■ Exercise directions ■
Locate each line of the material that contains "throbbing", then return it.

■ Provided data ■
• • •

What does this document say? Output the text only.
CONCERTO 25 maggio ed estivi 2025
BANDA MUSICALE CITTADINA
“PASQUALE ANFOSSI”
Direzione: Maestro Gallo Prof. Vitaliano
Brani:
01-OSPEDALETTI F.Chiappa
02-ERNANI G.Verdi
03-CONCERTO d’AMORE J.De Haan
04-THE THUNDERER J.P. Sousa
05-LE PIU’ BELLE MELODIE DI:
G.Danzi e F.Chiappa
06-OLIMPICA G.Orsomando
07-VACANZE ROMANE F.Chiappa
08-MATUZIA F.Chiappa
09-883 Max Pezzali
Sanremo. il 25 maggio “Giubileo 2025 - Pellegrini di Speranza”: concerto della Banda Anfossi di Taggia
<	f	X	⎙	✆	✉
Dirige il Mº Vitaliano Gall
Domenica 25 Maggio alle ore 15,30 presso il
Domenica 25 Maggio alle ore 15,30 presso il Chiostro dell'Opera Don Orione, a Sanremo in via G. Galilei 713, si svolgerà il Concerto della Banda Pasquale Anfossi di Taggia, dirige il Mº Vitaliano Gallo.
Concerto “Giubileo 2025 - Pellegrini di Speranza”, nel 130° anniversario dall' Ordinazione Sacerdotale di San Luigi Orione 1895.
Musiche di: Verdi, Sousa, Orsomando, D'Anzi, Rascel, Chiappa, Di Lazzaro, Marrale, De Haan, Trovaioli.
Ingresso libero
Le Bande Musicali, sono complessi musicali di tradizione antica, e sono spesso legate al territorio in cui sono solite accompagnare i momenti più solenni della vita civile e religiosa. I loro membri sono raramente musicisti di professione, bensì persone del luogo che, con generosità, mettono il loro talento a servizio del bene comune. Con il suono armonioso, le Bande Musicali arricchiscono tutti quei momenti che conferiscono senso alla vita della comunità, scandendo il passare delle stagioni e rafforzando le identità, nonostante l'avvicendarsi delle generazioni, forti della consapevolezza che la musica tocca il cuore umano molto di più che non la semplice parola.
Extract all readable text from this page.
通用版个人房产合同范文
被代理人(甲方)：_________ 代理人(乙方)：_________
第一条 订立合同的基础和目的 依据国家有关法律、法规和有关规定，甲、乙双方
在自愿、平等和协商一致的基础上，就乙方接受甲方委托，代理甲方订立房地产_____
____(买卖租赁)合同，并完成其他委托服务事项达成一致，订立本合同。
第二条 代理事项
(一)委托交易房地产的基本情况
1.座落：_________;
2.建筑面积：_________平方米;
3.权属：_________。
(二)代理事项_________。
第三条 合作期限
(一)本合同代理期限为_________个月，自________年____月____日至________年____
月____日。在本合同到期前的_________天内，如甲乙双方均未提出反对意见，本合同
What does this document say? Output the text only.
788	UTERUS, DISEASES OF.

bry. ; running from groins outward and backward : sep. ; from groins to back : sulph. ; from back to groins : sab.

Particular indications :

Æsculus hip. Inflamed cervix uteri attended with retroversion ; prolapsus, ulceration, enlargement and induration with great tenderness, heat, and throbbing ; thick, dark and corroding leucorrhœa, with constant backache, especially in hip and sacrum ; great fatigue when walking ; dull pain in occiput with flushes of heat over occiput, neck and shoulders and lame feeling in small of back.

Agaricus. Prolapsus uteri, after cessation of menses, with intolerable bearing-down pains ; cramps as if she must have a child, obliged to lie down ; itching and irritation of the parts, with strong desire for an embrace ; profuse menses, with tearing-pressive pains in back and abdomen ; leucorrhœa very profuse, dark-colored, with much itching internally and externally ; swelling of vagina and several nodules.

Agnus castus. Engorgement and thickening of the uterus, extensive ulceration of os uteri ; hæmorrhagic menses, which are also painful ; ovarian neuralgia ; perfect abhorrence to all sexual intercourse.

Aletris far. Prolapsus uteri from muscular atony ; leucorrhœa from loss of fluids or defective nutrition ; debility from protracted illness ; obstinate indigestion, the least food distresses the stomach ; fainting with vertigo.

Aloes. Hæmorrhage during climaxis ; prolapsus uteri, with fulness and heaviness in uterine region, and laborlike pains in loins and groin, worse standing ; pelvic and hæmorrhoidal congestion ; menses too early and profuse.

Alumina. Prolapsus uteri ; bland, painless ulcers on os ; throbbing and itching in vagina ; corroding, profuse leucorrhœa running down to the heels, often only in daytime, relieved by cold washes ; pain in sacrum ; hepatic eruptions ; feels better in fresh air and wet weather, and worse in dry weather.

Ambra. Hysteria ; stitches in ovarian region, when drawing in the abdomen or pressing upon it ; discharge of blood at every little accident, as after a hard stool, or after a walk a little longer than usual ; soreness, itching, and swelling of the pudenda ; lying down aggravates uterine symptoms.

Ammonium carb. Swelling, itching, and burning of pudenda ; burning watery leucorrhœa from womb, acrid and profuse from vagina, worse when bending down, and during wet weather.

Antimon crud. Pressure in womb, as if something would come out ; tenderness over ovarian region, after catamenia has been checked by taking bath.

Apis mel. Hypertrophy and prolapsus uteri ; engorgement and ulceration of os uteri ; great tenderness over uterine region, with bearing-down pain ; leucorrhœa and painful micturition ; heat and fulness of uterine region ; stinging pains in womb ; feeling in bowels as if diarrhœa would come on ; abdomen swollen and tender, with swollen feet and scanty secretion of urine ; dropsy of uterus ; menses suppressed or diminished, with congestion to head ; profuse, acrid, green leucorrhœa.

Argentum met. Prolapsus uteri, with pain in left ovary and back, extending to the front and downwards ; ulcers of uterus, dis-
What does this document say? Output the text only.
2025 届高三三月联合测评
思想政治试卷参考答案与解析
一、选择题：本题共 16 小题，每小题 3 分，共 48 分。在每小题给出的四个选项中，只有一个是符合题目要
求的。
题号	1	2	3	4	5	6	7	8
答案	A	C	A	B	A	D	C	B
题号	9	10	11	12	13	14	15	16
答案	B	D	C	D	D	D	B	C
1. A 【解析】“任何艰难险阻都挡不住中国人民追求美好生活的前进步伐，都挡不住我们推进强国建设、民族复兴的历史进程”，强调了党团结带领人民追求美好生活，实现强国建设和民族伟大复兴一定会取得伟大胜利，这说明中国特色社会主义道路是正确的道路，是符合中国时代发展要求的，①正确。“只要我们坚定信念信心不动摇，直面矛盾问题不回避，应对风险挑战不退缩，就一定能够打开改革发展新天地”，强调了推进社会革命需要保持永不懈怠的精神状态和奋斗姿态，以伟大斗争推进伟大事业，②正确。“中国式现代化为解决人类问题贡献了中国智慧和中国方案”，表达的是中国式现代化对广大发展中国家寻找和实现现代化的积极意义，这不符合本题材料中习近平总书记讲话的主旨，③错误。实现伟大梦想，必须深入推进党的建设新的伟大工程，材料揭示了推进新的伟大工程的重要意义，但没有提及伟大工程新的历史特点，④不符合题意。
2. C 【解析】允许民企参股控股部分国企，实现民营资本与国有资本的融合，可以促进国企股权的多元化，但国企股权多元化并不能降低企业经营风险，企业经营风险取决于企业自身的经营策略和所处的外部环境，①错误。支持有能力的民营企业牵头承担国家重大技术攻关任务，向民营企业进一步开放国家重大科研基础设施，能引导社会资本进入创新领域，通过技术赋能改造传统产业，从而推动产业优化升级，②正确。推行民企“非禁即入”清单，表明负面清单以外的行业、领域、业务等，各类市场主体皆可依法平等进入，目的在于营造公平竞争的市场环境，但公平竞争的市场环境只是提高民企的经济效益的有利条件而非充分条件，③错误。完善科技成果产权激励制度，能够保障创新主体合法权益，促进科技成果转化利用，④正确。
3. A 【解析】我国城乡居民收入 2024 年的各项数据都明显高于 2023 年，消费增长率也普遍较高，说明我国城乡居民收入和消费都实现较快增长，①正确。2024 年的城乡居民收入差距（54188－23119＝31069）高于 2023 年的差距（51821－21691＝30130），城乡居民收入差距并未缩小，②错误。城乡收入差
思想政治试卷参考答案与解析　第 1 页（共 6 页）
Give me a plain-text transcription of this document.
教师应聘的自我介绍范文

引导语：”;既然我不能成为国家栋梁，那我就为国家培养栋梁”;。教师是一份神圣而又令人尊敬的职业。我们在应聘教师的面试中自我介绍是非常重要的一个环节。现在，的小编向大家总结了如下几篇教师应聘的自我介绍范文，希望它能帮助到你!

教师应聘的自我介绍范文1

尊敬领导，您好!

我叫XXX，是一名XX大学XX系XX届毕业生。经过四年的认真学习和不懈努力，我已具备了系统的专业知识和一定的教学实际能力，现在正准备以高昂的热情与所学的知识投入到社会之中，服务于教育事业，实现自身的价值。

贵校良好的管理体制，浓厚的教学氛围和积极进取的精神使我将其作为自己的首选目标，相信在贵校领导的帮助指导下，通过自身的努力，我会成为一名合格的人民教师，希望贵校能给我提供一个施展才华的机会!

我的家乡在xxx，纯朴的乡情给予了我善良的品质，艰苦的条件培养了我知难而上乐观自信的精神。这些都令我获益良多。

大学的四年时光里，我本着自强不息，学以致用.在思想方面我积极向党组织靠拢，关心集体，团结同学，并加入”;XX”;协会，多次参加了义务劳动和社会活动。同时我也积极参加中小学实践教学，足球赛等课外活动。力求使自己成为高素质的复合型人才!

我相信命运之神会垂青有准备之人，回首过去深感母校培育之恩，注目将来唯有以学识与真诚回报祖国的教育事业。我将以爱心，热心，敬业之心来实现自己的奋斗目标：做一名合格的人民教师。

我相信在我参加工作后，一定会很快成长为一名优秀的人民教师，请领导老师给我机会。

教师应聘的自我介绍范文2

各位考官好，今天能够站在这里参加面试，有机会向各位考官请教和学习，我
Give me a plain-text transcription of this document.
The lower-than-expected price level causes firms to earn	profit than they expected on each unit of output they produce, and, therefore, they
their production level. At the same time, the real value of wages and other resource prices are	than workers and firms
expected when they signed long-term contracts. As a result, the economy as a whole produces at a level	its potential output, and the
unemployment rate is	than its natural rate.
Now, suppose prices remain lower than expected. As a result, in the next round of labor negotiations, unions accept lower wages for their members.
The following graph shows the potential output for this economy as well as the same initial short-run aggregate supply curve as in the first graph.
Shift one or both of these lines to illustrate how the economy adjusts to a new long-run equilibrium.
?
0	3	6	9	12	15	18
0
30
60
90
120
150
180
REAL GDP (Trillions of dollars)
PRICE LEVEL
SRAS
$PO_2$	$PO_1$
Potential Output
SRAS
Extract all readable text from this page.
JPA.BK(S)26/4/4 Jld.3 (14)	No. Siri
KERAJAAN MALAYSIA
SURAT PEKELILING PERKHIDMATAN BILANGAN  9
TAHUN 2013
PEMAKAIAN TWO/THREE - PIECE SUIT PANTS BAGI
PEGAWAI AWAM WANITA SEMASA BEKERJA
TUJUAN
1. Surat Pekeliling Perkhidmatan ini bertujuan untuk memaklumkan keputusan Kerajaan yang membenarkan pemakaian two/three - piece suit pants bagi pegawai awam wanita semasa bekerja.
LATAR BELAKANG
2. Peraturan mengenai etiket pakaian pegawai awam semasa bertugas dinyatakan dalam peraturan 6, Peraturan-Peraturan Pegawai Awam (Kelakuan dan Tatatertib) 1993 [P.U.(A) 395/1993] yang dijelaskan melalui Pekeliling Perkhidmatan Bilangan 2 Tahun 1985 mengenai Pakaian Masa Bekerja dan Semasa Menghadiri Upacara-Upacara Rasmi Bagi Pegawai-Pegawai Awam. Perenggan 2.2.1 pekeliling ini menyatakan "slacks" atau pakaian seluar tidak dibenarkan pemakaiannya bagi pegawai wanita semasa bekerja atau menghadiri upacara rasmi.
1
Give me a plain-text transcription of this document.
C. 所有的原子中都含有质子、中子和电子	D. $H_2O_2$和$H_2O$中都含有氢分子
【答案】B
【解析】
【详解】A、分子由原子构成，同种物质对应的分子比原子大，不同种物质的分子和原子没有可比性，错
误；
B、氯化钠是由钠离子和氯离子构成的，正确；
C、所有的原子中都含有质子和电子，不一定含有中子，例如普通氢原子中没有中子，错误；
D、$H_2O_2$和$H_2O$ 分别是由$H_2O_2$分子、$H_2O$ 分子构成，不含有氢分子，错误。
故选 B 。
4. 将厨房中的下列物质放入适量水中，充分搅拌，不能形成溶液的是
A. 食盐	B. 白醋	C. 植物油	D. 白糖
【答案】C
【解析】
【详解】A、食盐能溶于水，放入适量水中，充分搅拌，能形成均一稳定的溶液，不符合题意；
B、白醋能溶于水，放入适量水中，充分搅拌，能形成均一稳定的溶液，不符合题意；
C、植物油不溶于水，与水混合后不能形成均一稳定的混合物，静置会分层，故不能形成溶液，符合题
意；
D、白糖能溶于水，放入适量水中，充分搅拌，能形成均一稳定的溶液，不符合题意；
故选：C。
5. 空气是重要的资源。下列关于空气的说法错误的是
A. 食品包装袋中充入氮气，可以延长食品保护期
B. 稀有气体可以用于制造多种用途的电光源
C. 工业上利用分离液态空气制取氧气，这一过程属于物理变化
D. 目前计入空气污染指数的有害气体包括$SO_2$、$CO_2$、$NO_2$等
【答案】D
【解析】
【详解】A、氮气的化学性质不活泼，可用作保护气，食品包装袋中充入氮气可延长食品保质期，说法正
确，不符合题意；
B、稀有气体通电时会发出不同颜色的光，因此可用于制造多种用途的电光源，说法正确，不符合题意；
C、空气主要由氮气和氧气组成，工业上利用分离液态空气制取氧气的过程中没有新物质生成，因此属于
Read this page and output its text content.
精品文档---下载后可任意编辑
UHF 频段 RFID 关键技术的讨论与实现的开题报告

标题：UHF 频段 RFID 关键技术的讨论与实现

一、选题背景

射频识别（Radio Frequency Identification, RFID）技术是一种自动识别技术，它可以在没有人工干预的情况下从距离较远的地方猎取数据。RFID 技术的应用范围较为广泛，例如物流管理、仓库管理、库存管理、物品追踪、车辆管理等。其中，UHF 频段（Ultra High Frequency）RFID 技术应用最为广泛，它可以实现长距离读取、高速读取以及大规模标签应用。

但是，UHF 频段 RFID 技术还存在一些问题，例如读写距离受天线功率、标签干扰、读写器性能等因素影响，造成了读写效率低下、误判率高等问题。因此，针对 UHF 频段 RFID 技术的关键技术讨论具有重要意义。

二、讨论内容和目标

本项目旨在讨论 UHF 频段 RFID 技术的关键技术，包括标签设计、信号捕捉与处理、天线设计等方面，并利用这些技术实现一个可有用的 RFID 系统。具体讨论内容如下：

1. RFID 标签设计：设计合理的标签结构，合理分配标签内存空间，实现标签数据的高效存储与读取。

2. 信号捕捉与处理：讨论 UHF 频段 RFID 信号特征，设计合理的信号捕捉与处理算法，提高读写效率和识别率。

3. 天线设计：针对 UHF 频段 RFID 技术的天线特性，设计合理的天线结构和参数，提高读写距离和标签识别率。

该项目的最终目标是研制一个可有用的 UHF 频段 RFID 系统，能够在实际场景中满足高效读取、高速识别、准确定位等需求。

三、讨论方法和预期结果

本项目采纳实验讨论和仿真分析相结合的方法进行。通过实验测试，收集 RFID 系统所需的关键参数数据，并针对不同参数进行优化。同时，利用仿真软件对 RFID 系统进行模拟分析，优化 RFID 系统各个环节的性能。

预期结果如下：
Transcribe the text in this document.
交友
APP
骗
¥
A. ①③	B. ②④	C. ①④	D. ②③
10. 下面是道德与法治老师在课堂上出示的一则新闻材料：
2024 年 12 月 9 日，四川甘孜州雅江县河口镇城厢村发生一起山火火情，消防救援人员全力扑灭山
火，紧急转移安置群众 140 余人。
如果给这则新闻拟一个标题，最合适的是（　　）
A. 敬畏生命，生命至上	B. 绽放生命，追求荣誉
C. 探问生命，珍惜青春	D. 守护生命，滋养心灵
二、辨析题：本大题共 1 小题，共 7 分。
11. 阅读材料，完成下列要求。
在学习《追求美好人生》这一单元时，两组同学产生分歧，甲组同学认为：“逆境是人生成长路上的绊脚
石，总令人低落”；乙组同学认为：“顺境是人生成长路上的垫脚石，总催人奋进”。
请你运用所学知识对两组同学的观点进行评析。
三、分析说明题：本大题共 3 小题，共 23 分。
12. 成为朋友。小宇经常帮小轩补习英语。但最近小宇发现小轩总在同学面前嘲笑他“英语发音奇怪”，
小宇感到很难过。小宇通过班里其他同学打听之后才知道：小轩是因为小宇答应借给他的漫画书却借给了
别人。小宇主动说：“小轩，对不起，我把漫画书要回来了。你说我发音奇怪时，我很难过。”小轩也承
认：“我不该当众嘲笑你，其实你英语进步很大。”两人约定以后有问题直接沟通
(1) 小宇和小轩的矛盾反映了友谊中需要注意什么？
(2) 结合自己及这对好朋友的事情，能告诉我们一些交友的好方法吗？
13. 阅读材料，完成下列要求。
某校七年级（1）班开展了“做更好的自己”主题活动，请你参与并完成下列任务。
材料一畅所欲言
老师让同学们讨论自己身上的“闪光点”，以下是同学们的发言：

• • •

■ Result for this task ■
Æsculus hip. Inflamed cervix uteri attended with retroversion ; prolapsus, ulceration, enlargement and induration with great tenderness, heat, and throbbing ; thick, dark and corroding leucorrhœa, with constant backache, especially in hip and sacrum ; great fatigue when walking ; dull pain in occiput with flushes of heat over occiput, neck and shoulders and lame feeling in small of back.
Alumina. Prolapsus uteri ; bland, painless ulcers on os ; throbbing and itching in vagina ; corroding, profuse leucorrhœa running down to the heels, often only in daytime, relieved by cold washes ; pain in sacrum ; hepatic eruptions ; feels better in fresh air and wet weather, and worse in dry weather.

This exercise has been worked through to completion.